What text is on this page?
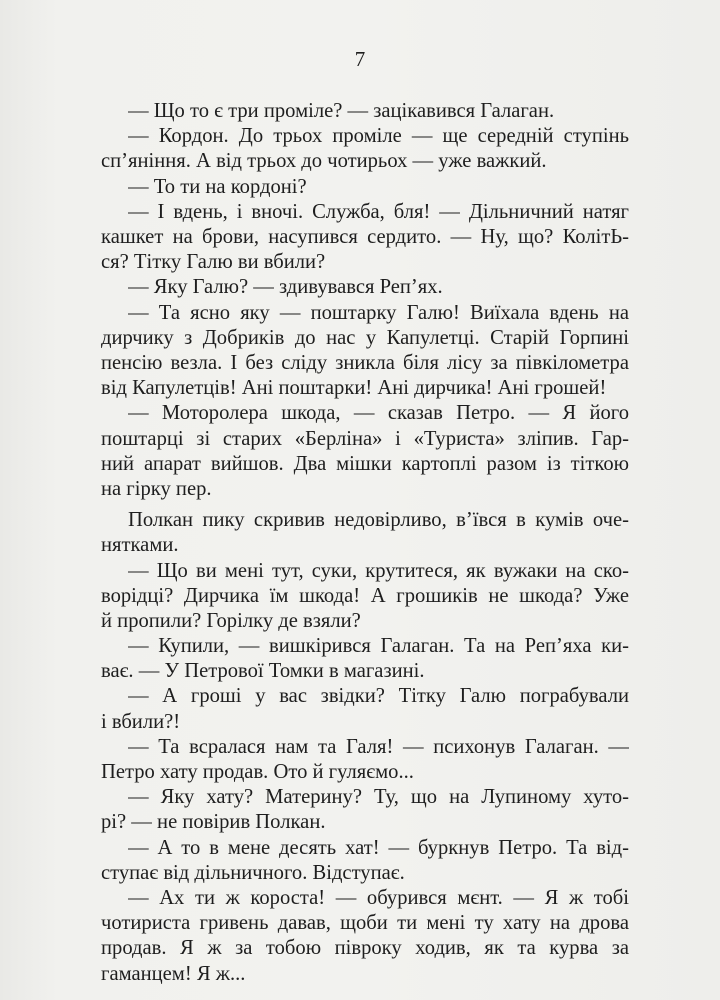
7
— Що то є три проміле? — зацікавився Галаган.
— Кордон. До трьох проміле — ще середній ступінь
сп’яніння. А від трьох до чотирьох — уже важкий.
— То ти на кордоні?
— І вдень, і вночі. Служба, бля! — Дільничний натяг
кашкет на брови, насупився сердито. — Ну, що? КолітЬ-
ся? Тітку Галю ви вбили?
— Яку Галю? — здивувався Реп’ях.
— Та ясно яку — поштарку Галю! Виїхала вдень на
дирчику з Добриків до нас у Капулетці. Старій Горпині
пенсію везла. І без сліду зникла біля лісу за півкілометра
від Капулетців! Ані поштарки! Ані дирчика! Ані грошей!
— Моторолера шкода, — сказав Петро. — Я його
поштарці зі старих «Берліна» і «Туриста» зліпив. Гар-
ний апарат вийшов. Два мішки картоплі разом із тіткою
на гірку пер.
Полкан пику скривив недовірливо, в’ївся в кумів оче-
нятками.
— Що ви мені тут, суки, крутитеся, як вужаки на ско-
ворідці? Дирчика їм шкода! А грошиків не шкода? Уже
й пропили? Горілку де взяли?
— Купили, — вишкірився Галаган. Та на Реп’яха ки-
ває. — У Петрової Томки в магазині.
— А гроші у вас звідки? Тітку Галю пограбували
і вбили?!
— Та всралася нам та Галя! — психонув Галаган. —
Петро хату продав. Ото й гуляємо...
— Яку хату? Материну? Ту, що на Лупиному хуто-
рі? — не повірив Полкан.
— А то в мене десять хат! — буркнув Петро. Та від-
ступає від дільничного. Відступає.
— Ах ти ж короста! — обурився мєнт. — Я ж тобі
чотириста гривень давав, щоби ти мені ту хату на дрова
продав. Я ж за тобою півроку ходив, як та курва за
гаманцем! Я ж...
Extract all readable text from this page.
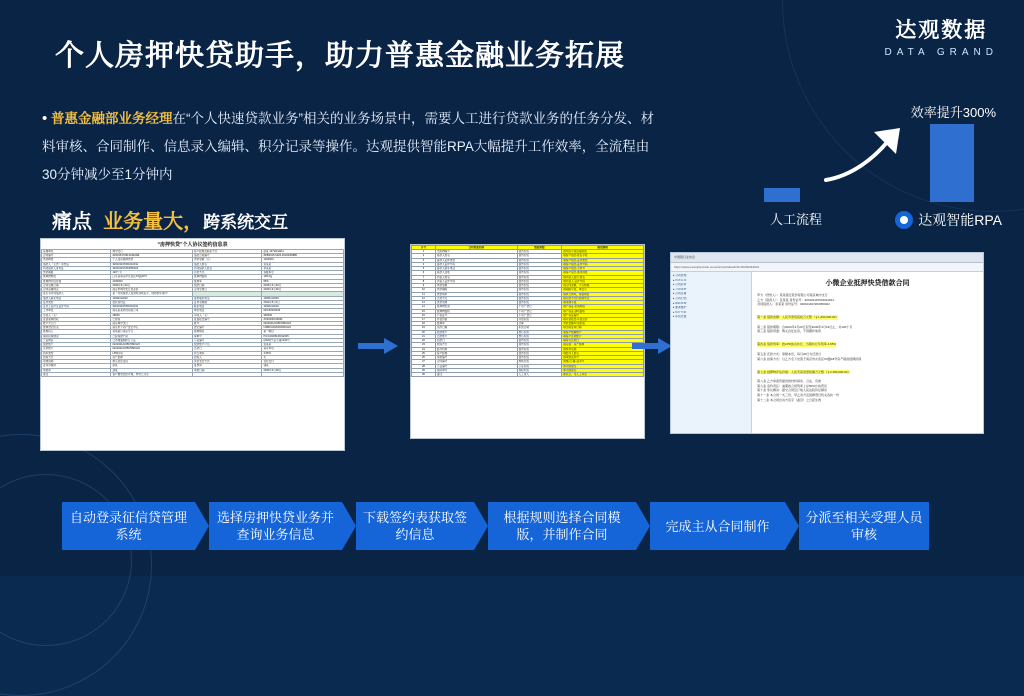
达观数据
DATA GRAND
个人房押快贷助手，助力普惠金融业务拓展
• 普惠金融部业务经理在“个人快速贷款业务”相关的业务场景中，需要人工进行贷款业务的任务分发、材料审核、合同制作、信息录入编辑、积分记录等操作。达观提供智能RPA大幅提升工作效率，全流程由30分钟减少至1分钟内
效率提升300%
人工流程	达观智能RPA
痛点 业务量大，跨系统交互
“房押快贷”个人协议签约信息表
签署单位	城中支行	客户经理及联系方式	赵某 13711111111
合同编号	ZZ20151706133322AB	借款合同编号	ZDB2015-0326-20193300BB
贷款种类	个人住房抵押贷款	贷款金额（元）	1200000
借款人（主贷）身份证	320101197001010011	借款人姓名	张某某
共同借款人身份证	320101197203050022	共同借款人姓名	李某某
贷款期限	120个月	还款方式	等额本息
抵押物地址	江苏省南京市玄武区XX路18号	抵押物面积	138.6㎡
抵押物评估价值	2180000	抵押率	55%
合同签署日期	2020年3月16日	放款日期	2020年3月20日
合同签署地点	南京市城中支行营业部	合同生效日	2020年3月20日
是否有共同借款人	是（共同借款人需同时到场签字，现场核实身份）		
借款人联系电话	13911112222	备用联系电话	13811113333
证件类型	居民身份证	证件有效期	2031年5月1日
证件上证件及证件号码	320101197001010011	联系电话	13911112222
工作单位	南京某某科技有限公司	单位电话	025-83333333
月收入（元）	28000	年收入（元）	336000
征信查询授权	已授权	征信报告编号	ZX20200316001
账户开立行	南京城中支行	账号	6222021234567890123
抵押登记机关	南京市不动产登记中心	登记编号	NJBDC2020031600123
抵押权人	某某银行南京分行	抵押顺位	第一顺位
保险投保情况	已投保财产险	保单号	PICC2020NJ0012345
公证情况	已办理强制执行公证	公证编号	(2020)宁证字第1234号
放款账户	6222021234567890123	放款账户户名	张某某
还款账户	6222021234567890123	还款日	每月20日
利率类型	LPR浮动	执行利率	4.65%
担保方式	房产抵押	担保人	无
用途说明	购买自住住房	资金支付方式	受托支付
业务办理岗	赵某	复核岗	钱某
审批岗	孙某	审批日期	2020年3月18日
备注	客户要求加急办理，材料已齐全		
序号	合同要素名称	数据来源	赋值规则
1	出质物编号	信贷系统	按系统字段直接取值
2	借款人姓名	信贷系统	取客户信息-姓名字段
3	借款人证件类型	信贷系统	取客户信息-证件类型
4	借款人证件号码	信贷系统	取客户信息-证件号码
5	借款人联系电话	信贷系统	取客户信息-手机号
6	借款人住址	信贷系统	取客户信息-通讯地址
7	共借人姓名	信贷系统	取共借人信息-姓名
8	共借人证件号码	信贷系统	取共借人-证件号码
9	贷款金额	信贷系统	取合同金额，大写转换
10	贷款期限	信贷系统	取期限字段，单位月
11	贷款利率	信贷系统	取执行利率，保留两位
12	还款方式	信贷系统	取还款方式代码转中文
13	贷款用途	信贷系统	取用途字段
14	抵押物坐落	不动产登记	取产权证-坐落地址
15	抵押物面积	不动产登记	取产权证-建筑面积
16	产权证号	不动产登记	取产权证编号
17	评估价值	评估系统	取评估报告-评估总价
18	抵押率	计算	贷款金额/评估价值
19	签约日期	系统日期	取当前业务日期
20	放款账户	核心系统	取客户结算账户
21	还款账户	核心系统	取客户还款账户
22	扣款日	信贷系统	取每月还款日
23	担保方式	信贷系统	固定值：房产抵押
24	经办机构	信贷系统	取机构名称
25	客户经理	信贷系统	取经办人姓名
26	审批编号	信贷系统	取审批流水号
27	合同编号	规则生成	前缀+日期+流水号
28	公证编号	公证系统	如无则留空
29	保险单号	保险系统	如无则留空
30	备注	人工录入	默认空，可人工补充
中国银行业协会
https://www.example-bank.com/contract/detail?id=20200316001
▸ 合同管理
▸ 待办任务
▸ 合同起草
▸ 合同审批
▸ 合同签署
▸ 合同归档
▸ 模板管理
▸ 要素维护
▸ 统计分析
▸ 系统设置
小微企业抵押快贷借款合同
甲方（贷款人）：某某银行股份有限公司南京城中支行
乙方（借款人）：张某某 身份证号：320101197001010011
共同借款人：李某某 身份证号：320101197203050022
第一条 借款金额：人民币壹佰贰拾万元整（￥1,200,000.00）
第二条 借款期限：自2020年3月20日起至2030年3月19日止，共120个月
第三条 借款用途：购买自住住房，不得挪作他用
第四条 借款利率：按LPR加点执行，当期执行年利率 4.65%
第五条 还款方式：等额本息，每月20日为还款日
第六条 担保方式：以乙方名下坐落于南京市玄武区XX路18号房产提供抵押担保
第七条 抵押物评估价值：人民币贰佰壹拾捌万元整（￥2,180,000.00）
第八条 乙方承诺所提供的材料真实、合法、有效
第九条 违约责任：逾期按合同利率上浮50%计收罚息
第十条 争议解决：提交合同签订地人民法院诉讼解决
第十一条 本合同一式三份，甲乙双方及抵押登记机关各执一份
第十二条 本合同自双方签字（盖章）之日起生效
自动登录征信贷管理系统
选择房押快贷业务并查询业务信息
下载签约表获取签约信息
根据规则选择合同模版，并制作合同
完成主从合同制作
分派至相关受理人员审核
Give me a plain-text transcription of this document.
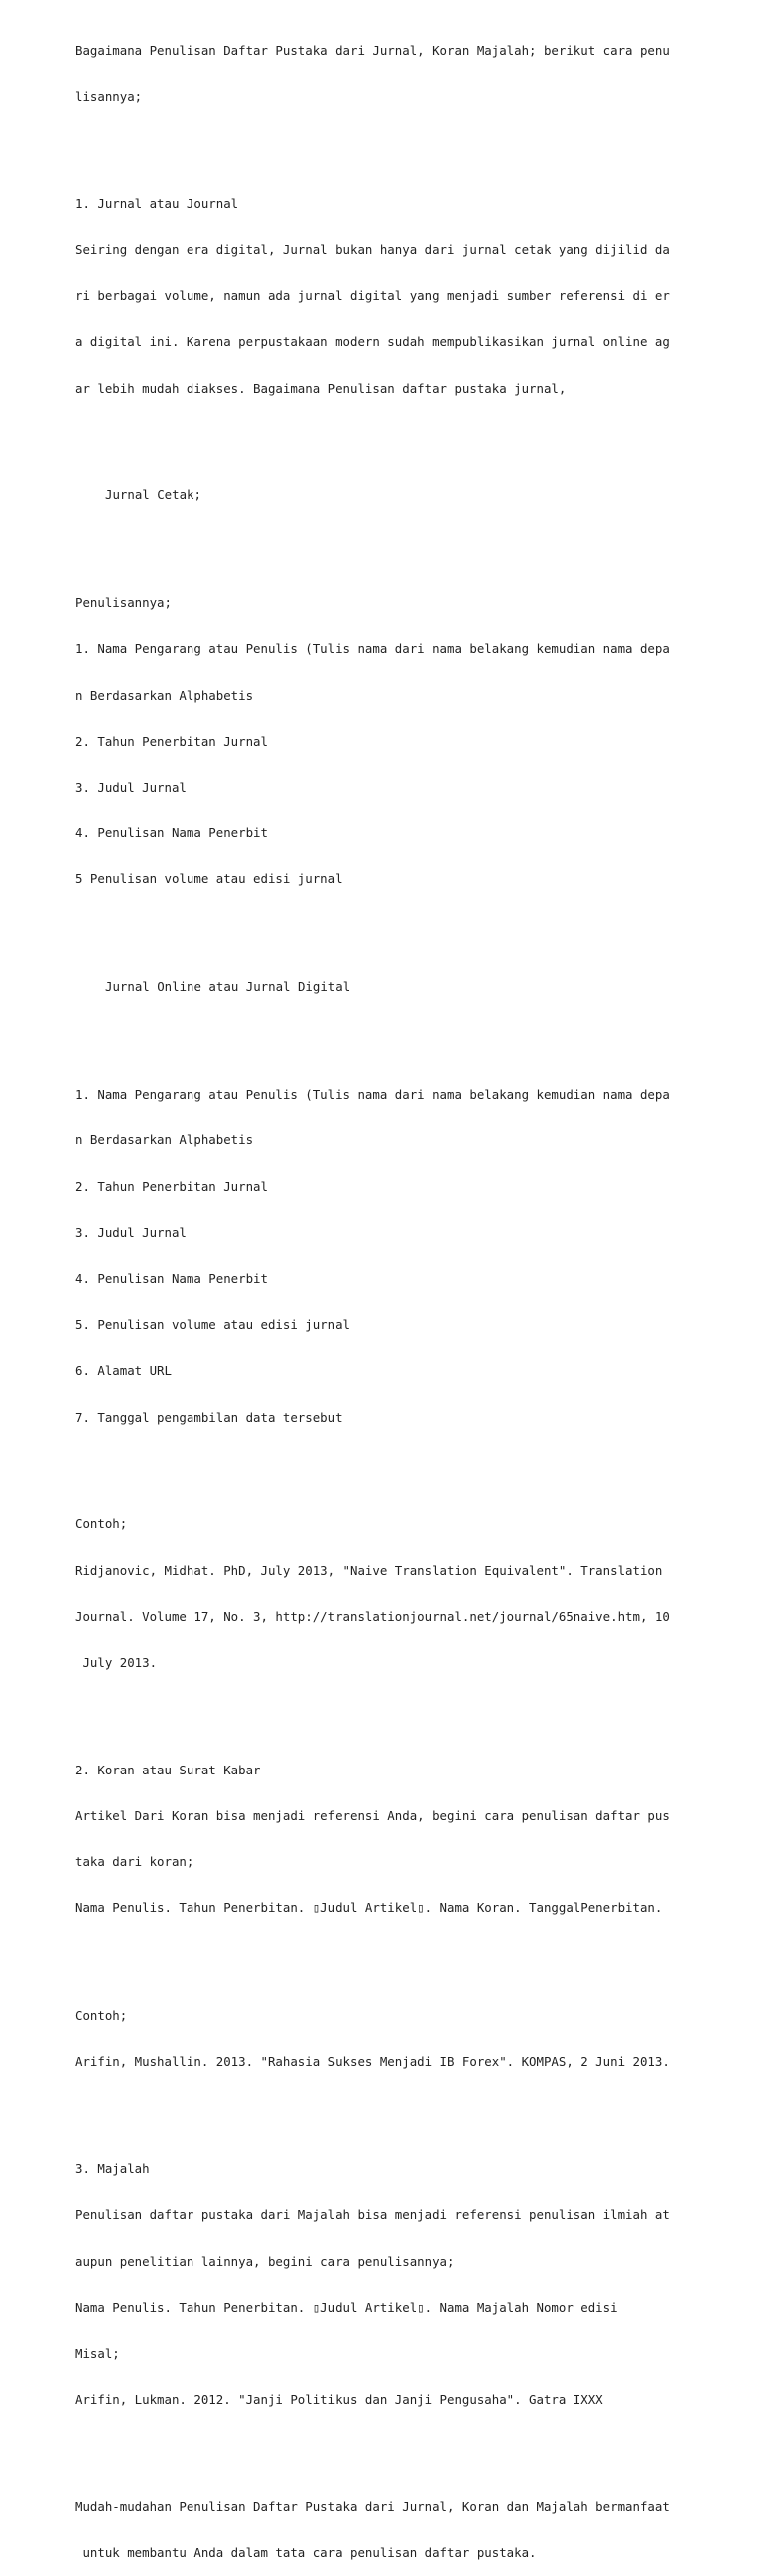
Bagaimana Penulisan Daftar Pustaka dari Jurnal, Koran Majalah; berikut cara penu

lisannya;

1. Jurnal atau Journal

Seiring dengan era digital, Jurnal bukan hanya dari jurnal cetak yang dijilid da

ri berbagai volume, namun ada jurnal digital yang menjadi sumber referensi di er

a digital ini. Karena perpustakaan modern sudah mempublikasikan jurnal online ag

ar lebih mudah diakses. Bagaimana Penulisan daftar pustaka jurnal,

Jurnal Cetak;

Penulisannya;

1. Nama Pengarang atau Penulis (Tulis nama dari nama belakang kemudian nama depa

n Berdasarkan Alphabetis

2. Tahun Penerbitan Jurnal

3. Judul Jurnal

4. Penulisan Nama Penerbit

5 Penulisan volume atau edisi jurnal

Jurnal Online atau Jurnal Digital

1. Nama Pengarang atau Penulis (Tulis nama dari nama belakang kemudian nama depa

n Berdasarkan Alphabetis

2. Tahun Penerbitan Jurnal

3. Judul Jurnal

4. Penulisan Nama Penerbit

5. Penulisan volume atau edisi jurnal

6. Alamat URL

7. Tanggal pengambilan data tersebut

Contoh;

Ridjanovic, Midhat. PhD, July 2013, "Naive Translation Equivalent". Translation

Journal. Volume 17, No. 3, http://translationjournal.net/journal/65naive.htm, 10

July 2013.

2. Koran atau Surat Kabar

Artikel Dari Koran bisa menjadi referensi Anda, begini cara penulisan daftar pus

taka dari koran;

Nama Penulis. Tahun Penerbitan. ▯Judul Artikel▯. Nama Koran. TanggalPenerbitan.

Contoh;

Arifin, Mushallin. 2013. "Rahasia Sukses Menjadi IB Forex". KOMPAS, 2 Juni 2013.

3. Majalah

Penulisan daftar pustaka dari Majalah bisa menjadi referensi penulisan ilmiah at

aupun penelitian lainnya, begini cara penulisannya;

Nama Penulis. Tahun Penerbitan. ▯Judul Artikel▯. Nama Majalah Nomor edisi

Misal;

Arifin, Lukman. 2012. "Janji Politikus dan Janji Pengusaha". Gatra IXXX

Mudah-mudahan Penulisan Daftar Pustaka dari Jurnal, Koran dan Majalah bermanfaat

untuk membantu Anda dalam tata cara penulisan daftar pustaka.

Exercise:
Search the data for the string "Artikel" and copy each line where it appears.

Full solution:
Artikel Dari Koran bisa menjadi referensi Anda, begini cara penulisan daftar pus
Nama Penulis. Tahun Penerbitan. ▯Judul Artikel▯. Nama Koran. TanggalPenerbitan.
Nama Penulis. Tahun Penerbitan. ▯Judul Artikel▯. Nama Majalah Nomor edisi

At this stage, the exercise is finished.